Every line that holds "我校召开新一轮本科教育教学审核评估动员大会" should be shown.
PROVIDED DATA start
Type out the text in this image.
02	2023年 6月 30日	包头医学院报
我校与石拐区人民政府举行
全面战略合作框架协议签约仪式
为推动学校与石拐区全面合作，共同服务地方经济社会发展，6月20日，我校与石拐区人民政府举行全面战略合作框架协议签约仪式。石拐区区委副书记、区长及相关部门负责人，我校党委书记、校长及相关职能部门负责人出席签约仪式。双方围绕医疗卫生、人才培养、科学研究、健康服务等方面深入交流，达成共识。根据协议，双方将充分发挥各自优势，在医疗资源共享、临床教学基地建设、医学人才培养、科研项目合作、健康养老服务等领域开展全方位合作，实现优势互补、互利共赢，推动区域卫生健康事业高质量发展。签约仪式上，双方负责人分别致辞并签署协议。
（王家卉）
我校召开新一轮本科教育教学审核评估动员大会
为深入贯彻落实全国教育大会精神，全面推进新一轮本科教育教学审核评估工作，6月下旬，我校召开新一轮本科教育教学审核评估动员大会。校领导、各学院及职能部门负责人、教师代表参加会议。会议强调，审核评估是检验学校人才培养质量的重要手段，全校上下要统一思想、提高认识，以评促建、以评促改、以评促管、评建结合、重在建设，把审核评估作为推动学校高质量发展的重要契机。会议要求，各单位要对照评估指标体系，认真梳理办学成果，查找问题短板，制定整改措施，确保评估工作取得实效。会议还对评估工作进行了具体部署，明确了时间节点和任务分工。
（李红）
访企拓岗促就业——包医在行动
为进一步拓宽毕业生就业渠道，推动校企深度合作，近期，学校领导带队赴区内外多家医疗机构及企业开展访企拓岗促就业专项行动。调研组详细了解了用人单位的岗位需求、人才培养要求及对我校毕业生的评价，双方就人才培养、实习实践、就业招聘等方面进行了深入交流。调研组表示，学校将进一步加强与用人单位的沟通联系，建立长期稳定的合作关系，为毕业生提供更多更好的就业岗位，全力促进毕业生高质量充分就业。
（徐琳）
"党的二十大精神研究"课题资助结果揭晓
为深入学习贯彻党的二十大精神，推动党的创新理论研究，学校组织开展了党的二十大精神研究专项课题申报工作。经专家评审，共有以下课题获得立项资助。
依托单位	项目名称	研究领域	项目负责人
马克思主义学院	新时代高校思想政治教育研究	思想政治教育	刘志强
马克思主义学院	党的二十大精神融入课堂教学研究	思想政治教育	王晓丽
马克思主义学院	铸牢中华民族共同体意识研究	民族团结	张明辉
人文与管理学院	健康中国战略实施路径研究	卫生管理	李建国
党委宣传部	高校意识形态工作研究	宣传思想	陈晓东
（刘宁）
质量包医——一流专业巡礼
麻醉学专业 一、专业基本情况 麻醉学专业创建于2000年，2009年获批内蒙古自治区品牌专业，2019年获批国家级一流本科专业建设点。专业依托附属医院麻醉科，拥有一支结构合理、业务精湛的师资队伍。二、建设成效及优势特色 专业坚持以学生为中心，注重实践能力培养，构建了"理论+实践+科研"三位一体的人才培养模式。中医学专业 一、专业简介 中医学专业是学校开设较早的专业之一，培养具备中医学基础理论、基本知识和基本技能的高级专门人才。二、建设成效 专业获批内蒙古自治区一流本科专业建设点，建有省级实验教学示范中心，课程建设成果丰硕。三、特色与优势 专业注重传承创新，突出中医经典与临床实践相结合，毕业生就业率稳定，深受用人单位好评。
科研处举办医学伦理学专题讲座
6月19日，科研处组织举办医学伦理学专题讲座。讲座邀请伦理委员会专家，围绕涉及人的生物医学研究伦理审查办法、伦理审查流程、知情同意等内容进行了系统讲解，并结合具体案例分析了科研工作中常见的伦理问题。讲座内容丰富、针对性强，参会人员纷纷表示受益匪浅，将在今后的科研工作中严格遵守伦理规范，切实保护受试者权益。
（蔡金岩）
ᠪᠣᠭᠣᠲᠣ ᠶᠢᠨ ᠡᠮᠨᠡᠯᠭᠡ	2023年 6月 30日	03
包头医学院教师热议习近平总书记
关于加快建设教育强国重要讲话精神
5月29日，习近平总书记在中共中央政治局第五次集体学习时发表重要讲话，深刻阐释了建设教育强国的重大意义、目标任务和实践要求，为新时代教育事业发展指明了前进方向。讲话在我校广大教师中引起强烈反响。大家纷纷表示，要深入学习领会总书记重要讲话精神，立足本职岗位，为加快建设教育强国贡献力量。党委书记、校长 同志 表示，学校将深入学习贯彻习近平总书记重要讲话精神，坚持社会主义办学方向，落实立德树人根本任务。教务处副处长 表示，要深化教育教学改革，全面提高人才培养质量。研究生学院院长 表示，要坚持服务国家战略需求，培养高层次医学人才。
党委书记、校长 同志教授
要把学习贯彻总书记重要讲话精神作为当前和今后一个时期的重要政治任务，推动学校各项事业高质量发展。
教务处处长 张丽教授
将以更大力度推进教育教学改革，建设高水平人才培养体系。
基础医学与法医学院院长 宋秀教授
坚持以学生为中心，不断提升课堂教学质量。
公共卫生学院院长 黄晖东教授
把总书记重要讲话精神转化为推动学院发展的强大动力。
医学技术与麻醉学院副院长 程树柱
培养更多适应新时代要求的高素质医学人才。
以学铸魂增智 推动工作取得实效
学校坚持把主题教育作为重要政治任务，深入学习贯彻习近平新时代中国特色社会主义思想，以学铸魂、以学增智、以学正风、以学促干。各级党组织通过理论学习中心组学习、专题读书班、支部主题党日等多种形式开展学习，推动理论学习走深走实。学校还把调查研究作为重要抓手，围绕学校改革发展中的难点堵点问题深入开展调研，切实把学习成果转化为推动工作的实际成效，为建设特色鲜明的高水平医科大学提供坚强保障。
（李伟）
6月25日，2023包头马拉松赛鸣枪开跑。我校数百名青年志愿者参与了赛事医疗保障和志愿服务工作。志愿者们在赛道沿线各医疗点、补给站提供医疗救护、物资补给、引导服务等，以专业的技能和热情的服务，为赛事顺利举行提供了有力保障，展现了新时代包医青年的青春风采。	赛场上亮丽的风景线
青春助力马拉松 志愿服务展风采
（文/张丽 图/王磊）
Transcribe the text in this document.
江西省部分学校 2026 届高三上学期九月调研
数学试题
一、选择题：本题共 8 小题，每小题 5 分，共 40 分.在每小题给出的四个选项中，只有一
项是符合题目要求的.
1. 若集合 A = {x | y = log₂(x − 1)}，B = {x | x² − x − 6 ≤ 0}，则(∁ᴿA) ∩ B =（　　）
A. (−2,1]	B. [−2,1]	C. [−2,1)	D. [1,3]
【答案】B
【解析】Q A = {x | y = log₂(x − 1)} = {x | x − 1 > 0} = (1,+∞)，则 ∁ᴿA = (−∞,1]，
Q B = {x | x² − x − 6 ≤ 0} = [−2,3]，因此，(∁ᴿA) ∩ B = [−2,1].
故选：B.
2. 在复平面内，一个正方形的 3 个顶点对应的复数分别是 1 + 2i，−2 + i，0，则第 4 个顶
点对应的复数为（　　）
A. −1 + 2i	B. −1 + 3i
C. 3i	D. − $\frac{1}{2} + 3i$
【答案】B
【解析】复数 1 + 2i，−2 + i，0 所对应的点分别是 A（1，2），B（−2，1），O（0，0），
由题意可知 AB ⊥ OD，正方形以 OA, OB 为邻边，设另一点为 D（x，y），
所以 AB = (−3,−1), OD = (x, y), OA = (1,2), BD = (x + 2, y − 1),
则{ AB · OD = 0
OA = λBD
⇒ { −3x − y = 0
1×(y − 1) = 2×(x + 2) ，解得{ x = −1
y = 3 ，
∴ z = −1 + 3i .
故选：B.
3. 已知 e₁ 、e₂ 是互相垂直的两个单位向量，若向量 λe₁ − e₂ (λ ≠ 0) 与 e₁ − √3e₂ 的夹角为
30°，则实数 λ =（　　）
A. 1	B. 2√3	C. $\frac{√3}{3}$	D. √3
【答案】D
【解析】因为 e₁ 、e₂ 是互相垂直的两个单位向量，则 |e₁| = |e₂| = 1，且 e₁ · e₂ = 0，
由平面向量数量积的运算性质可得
PROVIDED DATA end
- [FINAL ANSWER]:
我校召开新一轮本科教育教学审核评估动员大会
为深入贯彻落实全国教育大会精神，全面推进新一轮本科教育教学审核评估工作，6月下旬，我校召开新一轮本科教育教学审核评估动员大会。校领导、各学院及职能部门负责人、教师代表参加会议。会议强调，审核评估是检验学校人才培养质量的重要手段，全校上下要统一思想、提高认识，以评促建、以评促改、以评促管、评建结合、重在建设，把审核评估作为推动学校高质量发展的重要契机。会议要求，各单位要对照评估指标体系，认真梳理办学成果，查找问题短板，制定整改措施，确保评估工作取得实效。会议还对评估工作进行了具体部署，明确了时间节点和任务分工。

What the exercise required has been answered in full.